- _What the task asks_
For this task, extract exactly the lines of the data below, from the line containing "Decode this image" through the last one, with pictures left out.

- _Extracted material_
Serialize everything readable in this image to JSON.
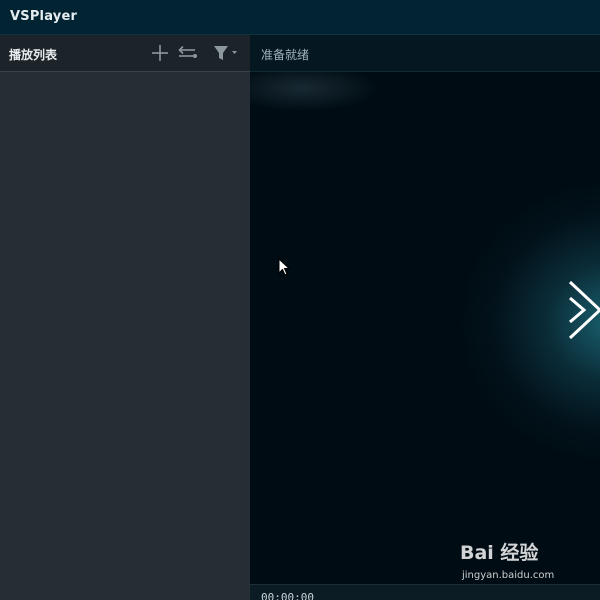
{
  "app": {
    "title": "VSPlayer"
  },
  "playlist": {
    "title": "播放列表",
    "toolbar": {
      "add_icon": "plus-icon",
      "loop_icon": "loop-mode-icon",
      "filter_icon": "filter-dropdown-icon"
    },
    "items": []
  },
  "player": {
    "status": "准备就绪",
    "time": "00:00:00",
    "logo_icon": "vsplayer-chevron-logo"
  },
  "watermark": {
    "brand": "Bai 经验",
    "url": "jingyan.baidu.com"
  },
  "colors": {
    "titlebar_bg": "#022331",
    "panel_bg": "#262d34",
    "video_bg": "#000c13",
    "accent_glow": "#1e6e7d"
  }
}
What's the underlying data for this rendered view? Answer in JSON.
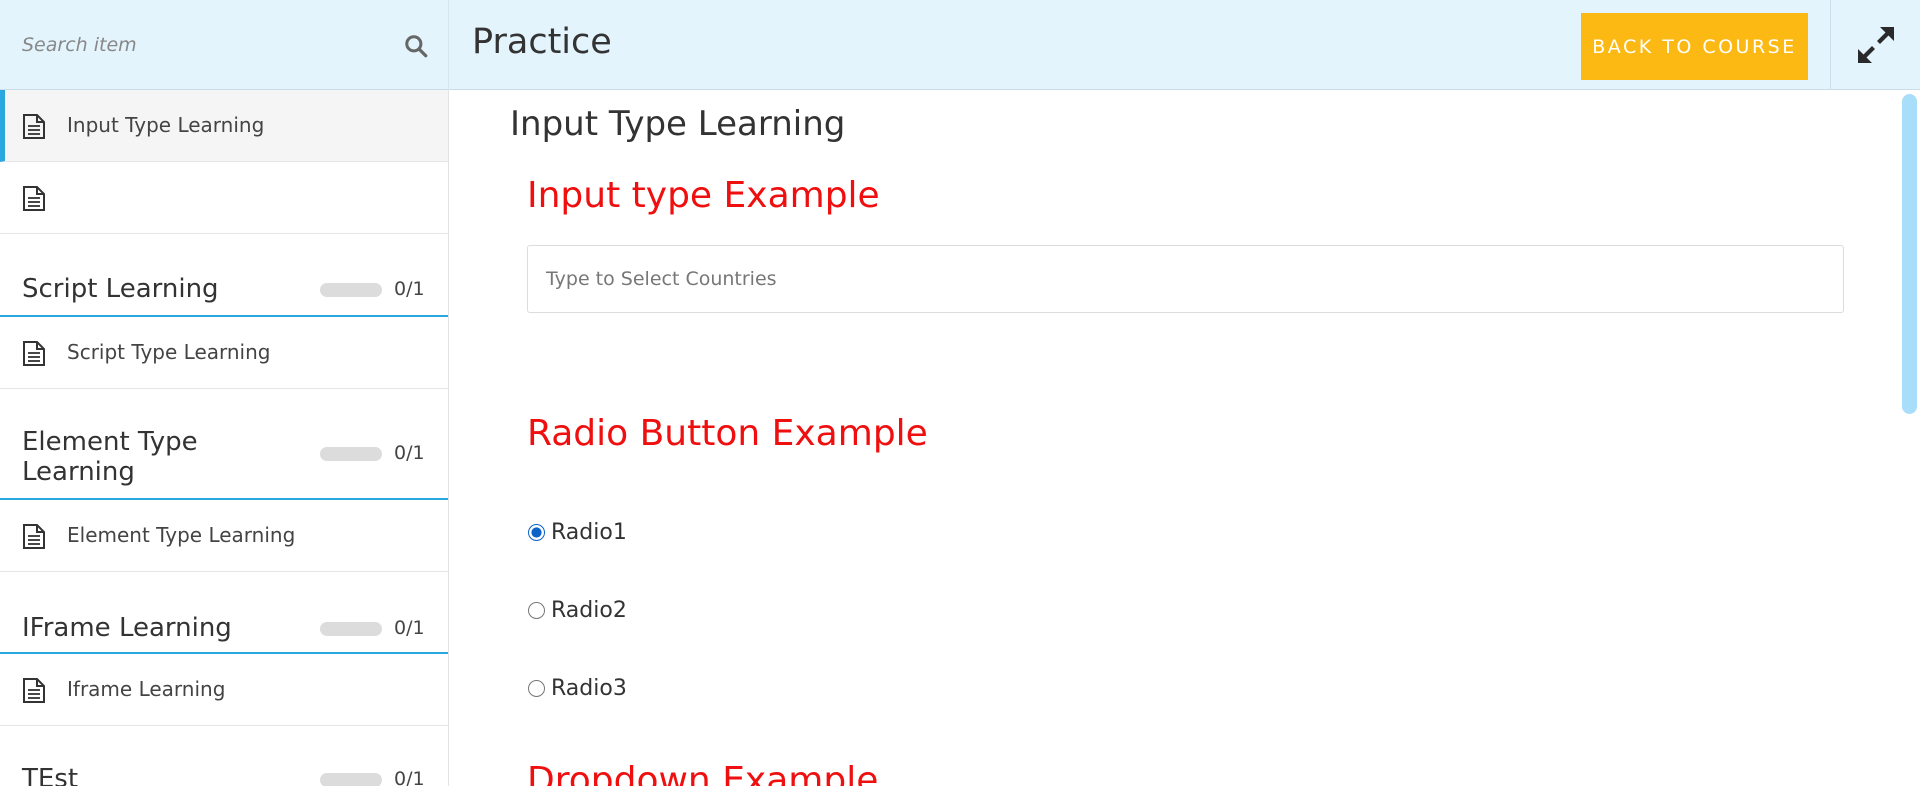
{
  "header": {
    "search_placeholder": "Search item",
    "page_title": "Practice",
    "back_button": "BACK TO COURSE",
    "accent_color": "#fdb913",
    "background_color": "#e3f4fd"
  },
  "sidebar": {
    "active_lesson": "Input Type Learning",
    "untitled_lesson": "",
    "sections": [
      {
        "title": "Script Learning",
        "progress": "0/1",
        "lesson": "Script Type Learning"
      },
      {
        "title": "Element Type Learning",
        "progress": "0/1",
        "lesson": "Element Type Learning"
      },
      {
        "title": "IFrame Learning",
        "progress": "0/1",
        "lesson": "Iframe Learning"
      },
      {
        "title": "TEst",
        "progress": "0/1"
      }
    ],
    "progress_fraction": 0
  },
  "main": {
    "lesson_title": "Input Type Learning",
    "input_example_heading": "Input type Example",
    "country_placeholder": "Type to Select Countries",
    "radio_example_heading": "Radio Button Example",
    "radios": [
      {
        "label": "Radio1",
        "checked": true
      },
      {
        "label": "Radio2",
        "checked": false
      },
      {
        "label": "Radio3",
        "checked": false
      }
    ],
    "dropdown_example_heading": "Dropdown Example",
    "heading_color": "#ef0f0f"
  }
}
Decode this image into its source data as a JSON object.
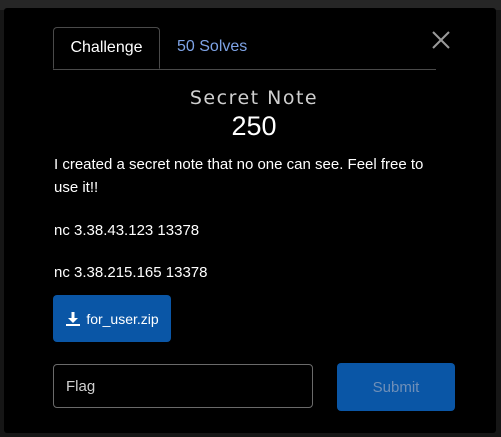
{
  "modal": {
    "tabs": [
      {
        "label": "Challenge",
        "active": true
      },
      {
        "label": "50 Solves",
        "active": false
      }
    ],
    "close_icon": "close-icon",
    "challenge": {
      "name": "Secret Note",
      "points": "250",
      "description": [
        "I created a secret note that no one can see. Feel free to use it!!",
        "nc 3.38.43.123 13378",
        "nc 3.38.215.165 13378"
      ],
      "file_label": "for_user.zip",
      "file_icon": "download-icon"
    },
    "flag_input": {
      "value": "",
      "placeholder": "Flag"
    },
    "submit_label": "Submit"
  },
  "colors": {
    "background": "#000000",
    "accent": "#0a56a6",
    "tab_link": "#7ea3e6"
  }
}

- _Solution to this task_
Decode this image into its source data as a JSON object.
{
  "modal": {
    "tabs": [
      {
        "label": "Challenge",
        "active": true
      },
      {
        "label": "50 Solves",
        "active": false
      }
    ],
    "close_icon": "close-icon",
    "challenge": {
      "name": "Secret Note",
      "points": "250",
      "description": [
        "I created a secret note that no one can see. Feel free to use it!!",
        "nc 3.38.43.123 13378",
        "nc 3.38.215.165 13378"
      ],
      "file_label": "for_user.zip",
      "file_icon": "download-icon"
    },
    "flag_input": {
      "value": "",
      "placeholder": "Flag"
    },
    "submit_label": "Submit"
  },
  "colors": {
    "background": "#000000",
    "accent": "#0a56a6",
    "tab_link": "#7ea3e6"
  }
}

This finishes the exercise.